## To do
Only the pictures are left out: repeat the rest of the entries exactly.

## Data entries
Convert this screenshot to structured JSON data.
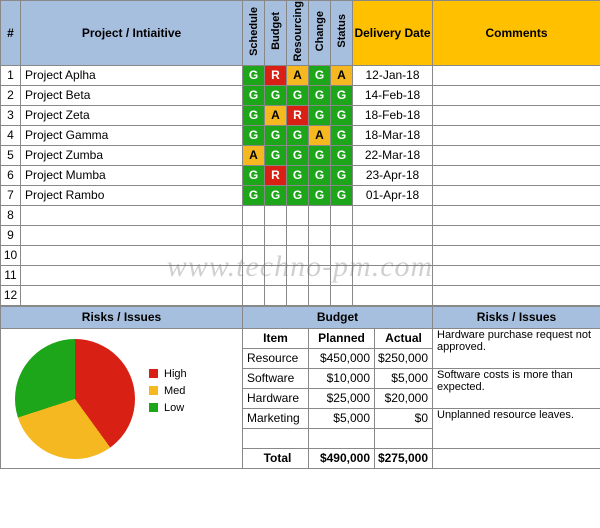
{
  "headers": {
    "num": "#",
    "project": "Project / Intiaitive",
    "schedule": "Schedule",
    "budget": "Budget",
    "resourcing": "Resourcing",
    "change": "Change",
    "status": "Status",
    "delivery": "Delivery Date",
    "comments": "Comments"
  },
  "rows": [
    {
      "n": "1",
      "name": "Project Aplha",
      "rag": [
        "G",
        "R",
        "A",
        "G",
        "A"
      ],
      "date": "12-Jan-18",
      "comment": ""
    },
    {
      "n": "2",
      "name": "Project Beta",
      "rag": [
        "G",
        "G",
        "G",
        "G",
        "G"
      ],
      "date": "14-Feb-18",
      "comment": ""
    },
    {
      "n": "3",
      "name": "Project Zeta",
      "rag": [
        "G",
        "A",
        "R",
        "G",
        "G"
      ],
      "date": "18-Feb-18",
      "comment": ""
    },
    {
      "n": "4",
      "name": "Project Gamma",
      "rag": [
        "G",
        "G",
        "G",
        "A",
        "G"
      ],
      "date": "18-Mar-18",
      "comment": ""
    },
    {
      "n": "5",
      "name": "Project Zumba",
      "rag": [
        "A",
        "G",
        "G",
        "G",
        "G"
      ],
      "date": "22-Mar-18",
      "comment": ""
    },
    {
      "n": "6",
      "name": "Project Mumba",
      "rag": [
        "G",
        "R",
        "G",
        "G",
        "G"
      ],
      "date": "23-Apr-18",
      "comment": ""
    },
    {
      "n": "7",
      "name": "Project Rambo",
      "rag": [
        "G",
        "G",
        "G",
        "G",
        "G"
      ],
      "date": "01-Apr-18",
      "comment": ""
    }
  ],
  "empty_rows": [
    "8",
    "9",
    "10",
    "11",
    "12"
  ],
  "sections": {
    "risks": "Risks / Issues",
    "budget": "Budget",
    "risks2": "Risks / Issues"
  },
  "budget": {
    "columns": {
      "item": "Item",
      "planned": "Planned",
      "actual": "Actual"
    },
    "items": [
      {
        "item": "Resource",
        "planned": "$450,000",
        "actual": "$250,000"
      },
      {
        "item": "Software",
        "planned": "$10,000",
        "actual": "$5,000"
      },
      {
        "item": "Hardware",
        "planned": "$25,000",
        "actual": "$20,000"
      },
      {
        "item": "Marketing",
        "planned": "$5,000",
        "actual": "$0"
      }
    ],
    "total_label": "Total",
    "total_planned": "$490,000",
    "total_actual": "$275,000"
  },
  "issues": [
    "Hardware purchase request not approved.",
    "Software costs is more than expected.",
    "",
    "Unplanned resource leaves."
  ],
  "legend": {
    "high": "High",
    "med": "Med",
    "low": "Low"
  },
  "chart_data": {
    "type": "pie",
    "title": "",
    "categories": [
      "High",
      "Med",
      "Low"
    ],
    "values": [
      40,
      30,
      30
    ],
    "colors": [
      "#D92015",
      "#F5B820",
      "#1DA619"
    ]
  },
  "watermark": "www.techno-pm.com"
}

## Exercise solution
Convert this screenshot to structured JSON data.
{
  "headers": {
    "num": "#",
    "project": "Project / Intiaitive",
    "schedule": "Schedule",
    "budget": "Budget",
    "resourcing": "Resourcing",
    "change": "Change",
    "status": "Status",
    "delivery": "Delivery Date",
    "comments": "Comments"
  },
  "rows": [
    {
      "n": "1",
      "name": "Project Aplha",
      "rag": [
        "G",
        "R",
        "A",
        "G",
        "A"
      ],
      "date": "12-Jan-18",
      "comment": ""
    },
    {
      "n": "2",
      "name": "Project Beta",
      "rag": [
        "G",
        "G",
        "G",
        "G",
        "G"
      ],
      "date": "14-Feb-18",
      "comment": ""
    },
    {
      "n": "3",
      "name": "Project Zeta",
      "rag": [
        "G",
        "A",
        "R",
        "G",
        "G"
      ],
      "date": "18-Feb-18",
      "comment": ""
    },
    {
      "n": "4",
      "name": "Project Gamma",
      "rag": [
        "G",
        "G",
        "G",
        "A",
        "G"
      ],
      "date": "18-Mar-18",
      "comment": ""
    },
    {
      "n": "5",
      "name": "Project Zumba",
      "rag": [
        "A",
        "G",
        "G",
        "G",
        "G"
      ],
      "date": "22-Mar-18",
      "comment": ""
    },
    {
      "n": "6",
      "name": "Project Mumba",
      "rag": [
        "G",
        "R",
        "G",
        "G",
        "G"
      ],
      "date": "23-Apr-18",
      "comment": ""
    },
    {
      "n": "7",
      "name": "Project Rambo",
      "rag": [
        "G",
        "G",
        "G",
        "G",
        "G"
      ],
      "date": "01-Apr-18",
      "comment": ""
    }
  ],
  "empty_rows": [
    "8",
    "9",
    "10",
    "11",
    "12"
  ],
  "sections": {
    "risks": "Risks / Issues",
    "budget": "Budget",
    "risks2": "Risks / Issues"
  },
  "budget": {
    "columns": {
      "item": "Item",
      "planned": "Planned",
      "actual": "Actual"
    },
    "items": [
      {
        "item": "Resource",
        "planned": "$450,000",
        "actual": "$250,000"
      },
      {
        "item": "Software",
        "planned": "$10,000",
        "actual": "$5,000"
      },
      {
        "item": "Hardware",
        "planned": "$25,000",
        "actual": "$20,000"
      },
      {
        "item": "Marketing",
        "planned": "$5,000",
        "actual": "$0"
      }
    ],
    "total_label": "Total",
    "total_planned": "$490,000",
    "total_actual": "$275,000"
  },
  "issues": [
    "Hardware purchase request not approved.",
    "Software costs is more than expected.",
    "",
    "Unplanned resource leaves."
  ],
  "legend": {
    "high": "High",
    "med": "Med",
    "low": "Low"
  },
  "chart_data": {
    "type": "pie",
    "title": "",
    "categories": [
      "High",
      "Med",
      "Low"
    ],
    "values": [
      40,
      30,
      30
    ],
    "colors": [
      "#D92015",
      "#F5B820",
      "#1DA619"
    ]
  },
  "watermark": "www.techno-pm.com"
}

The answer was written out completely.